EXERCISE DIRECTIONS:
Reproduce the following items line for line, without changing anything.

DATA IN THIS EXERCISE:
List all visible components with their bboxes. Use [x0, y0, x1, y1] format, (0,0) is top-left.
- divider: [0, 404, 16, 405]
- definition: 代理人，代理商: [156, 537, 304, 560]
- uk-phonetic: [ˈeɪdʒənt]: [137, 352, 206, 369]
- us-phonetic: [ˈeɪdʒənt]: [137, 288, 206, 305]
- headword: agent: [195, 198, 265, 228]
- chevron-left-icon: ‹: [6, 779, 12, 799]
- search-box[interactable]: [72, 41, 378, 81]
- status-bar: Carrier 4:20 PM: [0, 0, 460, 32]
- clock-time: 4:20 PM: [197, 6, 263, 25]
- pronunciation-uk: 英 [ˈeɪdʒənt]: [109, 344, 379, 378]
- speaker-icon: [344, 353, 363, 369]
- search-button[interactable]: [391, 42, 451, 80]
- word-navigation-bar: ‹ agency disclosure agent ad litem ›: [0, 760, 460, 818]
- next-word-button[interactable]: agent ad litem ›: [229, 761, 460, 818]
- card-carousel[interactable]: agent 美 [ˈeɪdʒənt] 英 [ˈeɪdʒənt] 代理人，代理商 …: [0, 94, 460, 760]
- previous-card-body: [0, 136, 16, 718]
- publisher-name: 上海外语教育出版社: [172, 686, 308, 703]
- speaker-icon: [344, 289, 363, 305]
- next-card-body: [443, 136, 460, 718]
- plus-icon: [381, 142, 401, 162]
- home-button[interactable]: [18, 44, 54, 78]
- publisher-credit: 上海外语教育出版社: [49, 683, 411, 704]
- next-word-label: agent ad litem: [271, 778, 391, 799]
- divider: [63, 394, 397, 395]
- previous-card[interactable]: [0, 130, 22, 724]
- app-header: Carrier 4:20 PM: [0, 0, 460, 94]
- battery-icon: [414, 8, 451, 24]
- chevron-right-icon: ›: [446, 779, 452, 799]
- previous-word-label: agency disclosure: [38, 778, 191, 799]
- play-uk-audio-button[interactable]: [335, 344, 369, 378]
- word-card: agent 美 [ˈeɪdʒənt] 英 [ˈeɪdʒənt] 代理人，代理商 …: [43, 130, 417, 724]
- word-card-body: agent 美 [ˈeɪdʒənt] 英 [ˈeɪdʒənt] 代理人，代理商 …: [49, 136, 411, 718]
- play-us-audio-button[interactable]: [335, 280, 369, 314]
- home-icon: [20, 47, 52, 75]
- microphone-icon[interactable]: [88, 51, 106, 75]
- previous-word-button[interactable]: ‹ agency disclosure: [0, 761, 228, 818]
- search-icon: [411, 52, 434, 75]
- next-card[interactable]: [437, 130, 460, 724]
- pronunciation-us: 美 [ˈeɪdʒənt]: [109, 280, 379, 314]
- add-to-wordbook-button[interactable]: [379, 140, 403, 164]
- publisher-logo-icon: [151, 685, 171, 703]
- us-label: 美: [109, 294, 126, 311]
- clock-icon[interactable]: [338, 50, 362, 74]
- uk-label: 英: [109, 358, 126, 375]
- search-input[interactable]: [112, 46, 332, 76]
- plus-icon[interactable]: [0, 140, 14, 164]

REPLY TO THE TASK:
List all visible components with their bboxes. Use [x0, y0, x1, y1] format, (0,0) is top-left.
- divider: [0, 404, 16, 405]
- definition: 代理人，代理商: [156, 537, 304, 560]
- uk-phonetic: [ˈeɪdʒənt]: [137, 352, 206, 369]
- us-phonetic: [ˈeɪdʒənt]: [137, 288, 206, 305]
- headword: agent: [195, 198, 265, 228]
- chevron-left-icon: ‹: [6, 779, 12, 799]
- search-box[interactable]: [72, 41, 378, 81]
- status-bar: Carrier 4:20 PM: [0, 0, 460, 32]
- clock-time: 4:20 PM: [197, 6, 263, 25]
- pronunciation-uk: 英 [ˈeɪdʒənt]: [109, 344, 379, 378]
- speaker-icon: [344, 353, 363, 369]
- search-button[interactable]: [391, 42, 451, 80]
- word-navigation-bar: ‹ agency disclosure agent ad litem ›: [0, 760, 460, 818]
- next-word-button[interactable]: agent ad litem ›: [229, 761, 460, 818]
- card-carousel[interactable]: agent 美 [ˈeɪdʒənt] 英 [ˈeɪdʒənt] 代理人，代理商 …: [0, 94, 460, 760]
- previous-card-body: [0, 136, 16, 718]
- publisher-name: 上海外语教育出版社: [172, 686, 308, 703]
- speaker-icon: [344, 289, 363, 305]
- next-card-body: [443, 136, 460, 718]
- plus-icon: [381, 142, 401, 162]
- home-button[interactable]: [18, 44, 54, 78]
- publisher-credit: 上海外语教育出版社: [49, 683, 411, 704]
- next-word-label: agent ad litem: [271, 778, 391, 799]
- divider: [63, 394, 397, 395]
- previous-card[interactable]: [0, 130, 22, 724]
- app-header: Carrier 4:20 PM: [0, 0, 460, 94]
- battery-icon: [414, 8, 451, 24]
- chevron-right-icon: ›: [446, 779, 452, 799]
- previous-word-label: agency disclosure: [38, 778, 191, 799]
- play-uk-audio-button[interactable]: [335, 344, 369, 378]
- word-card: agent 美 [ˈeɪdʒənt] 英 [ˈeɪdʒənt] 代理人，代理商 …: [43, 130, 417, 724]
- word-card-body: agent 美 [ˈeɪdʒənt] 英 [ˈeɪdʒənt] 代理人，代理商 …: [49, 136, 411, 718]
- play-us-audio-button[interactable]: [335, 280, 369, 314]
- home-icon: [20, 47, 52, 75]
- microphone-icon[interactable]: [88, 51, 106, 75]
- previous-word-button[interactable]: ‹ agency disclosure: [0, 761, 228, 818]
- search-icon: [411, 52, 434, 75]
- next-card[interactable]: [437, 130, 460, 724]
- pronunciation-us: 美 [ˈeɪdʒənt]: [109, 280, 379, 314]
- add-to-wordbook-button[interactable]: [379, 140, 403, 164]
- publisher-logo-icon: [151, 685, 171, 703]
- us-label: 美: [109, 294, 126, 311]
- clock-icon[interactable]: [338, 50, 362, 74]
- uk-label: 英: [109, 358, 126, 375]
- search-input[interactable]: [112, 46, 332, 76]
- plus-icon[interactable]: [0, 140, 14, 164]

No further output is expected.